Given exercise » Copy out all lines carrying the word "Problématiques".

Exercise inputs »

==========

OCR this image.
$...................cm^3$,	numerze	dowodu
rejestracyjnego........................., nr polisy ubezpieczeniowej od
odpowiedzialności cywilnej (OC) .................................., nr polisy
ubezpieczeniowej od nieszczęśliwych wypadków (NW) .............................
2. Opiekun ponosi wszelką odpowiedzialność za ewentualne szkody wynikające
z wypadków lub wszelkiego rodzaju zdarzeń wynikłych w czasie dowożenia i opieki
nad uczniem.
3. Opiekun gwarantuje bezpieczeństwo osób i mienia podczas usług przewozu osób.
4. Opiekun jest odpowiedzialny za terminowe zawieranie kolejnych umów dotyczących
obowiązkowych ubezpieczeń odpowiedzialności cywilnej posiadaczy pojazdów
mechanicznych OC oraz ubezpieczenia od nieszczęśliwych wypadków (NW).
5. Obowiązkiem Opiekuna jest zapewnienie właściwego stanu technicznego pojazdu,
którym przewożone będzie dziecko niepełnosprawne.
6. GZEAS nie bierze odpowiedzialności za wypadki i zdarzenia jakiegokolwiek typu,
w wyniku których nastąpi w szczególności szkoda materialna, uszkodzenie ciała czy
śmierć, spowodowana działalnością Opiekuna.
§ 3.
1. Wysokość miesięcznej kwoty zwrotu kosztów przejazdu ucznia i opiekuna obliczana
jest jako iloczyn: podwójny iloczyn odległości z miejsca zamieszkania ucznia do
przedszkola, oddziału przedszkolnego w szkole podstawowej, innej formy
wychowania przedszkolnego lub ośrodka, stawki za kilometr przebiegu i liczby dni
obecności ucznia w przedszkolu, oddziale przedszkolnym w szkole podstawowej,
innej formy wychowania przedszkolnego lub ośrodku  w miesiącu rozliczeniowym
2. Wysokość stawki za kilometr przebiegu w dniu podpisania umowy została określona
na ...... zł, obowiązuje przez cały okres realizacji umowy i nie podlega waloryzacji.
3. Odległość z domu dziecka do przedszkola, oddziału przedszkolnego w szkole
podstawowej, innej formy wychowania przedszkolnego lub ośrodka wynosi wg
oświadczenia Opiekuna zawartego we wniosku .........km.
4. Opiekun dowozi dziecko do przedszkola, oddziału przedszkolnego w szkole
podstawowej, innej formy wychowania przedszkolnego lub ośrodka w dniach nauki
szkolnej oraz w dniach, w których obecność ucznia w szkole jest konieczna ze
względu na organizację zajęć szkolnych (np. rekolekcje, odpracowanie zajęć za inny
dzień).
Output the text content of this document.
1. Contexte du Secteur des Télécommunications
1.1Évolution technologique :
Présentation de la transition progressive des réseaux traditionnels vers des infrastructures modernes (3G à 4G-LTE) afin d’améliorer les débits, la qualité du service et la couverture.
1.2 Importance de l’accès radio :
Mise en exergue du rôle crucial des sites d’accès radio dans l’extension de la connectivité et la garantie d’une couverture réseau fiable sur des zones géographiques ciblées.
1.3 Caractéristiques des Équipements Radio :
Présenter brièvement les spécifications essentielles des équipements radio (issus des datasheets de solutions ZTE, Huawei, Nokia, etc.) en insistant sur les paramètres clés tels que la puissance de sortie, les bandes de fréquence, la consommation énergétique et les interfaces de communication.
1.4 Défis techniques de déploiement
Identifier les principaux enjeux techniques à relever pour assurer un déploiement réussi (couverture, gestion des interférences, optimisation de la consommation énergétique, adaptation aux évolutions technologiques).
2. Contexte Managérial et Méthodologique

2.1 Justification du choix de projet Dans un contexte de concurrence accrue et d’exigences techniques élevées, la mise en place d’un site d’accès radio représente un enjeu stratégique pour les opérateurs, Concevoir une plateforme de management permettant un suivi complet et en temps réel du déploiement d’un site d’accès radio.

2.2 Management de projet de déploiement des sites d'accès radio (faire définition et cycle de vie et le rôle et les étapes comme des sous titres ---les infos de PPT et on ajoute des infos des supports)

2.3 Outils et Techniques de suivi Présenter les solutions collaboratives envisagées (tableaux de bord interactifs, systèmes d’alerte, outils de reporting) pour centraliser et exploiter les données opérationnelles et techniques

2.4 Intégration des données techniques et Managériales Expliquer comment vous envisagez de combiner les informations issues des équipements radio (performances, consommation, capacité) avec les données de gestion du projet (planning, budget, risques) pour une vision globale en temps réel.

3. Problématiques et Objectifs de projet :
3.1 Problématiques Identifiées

==========

Correct response »
3. Problématiques et Objectifs de projet :
3.1 Problématiques Identifiées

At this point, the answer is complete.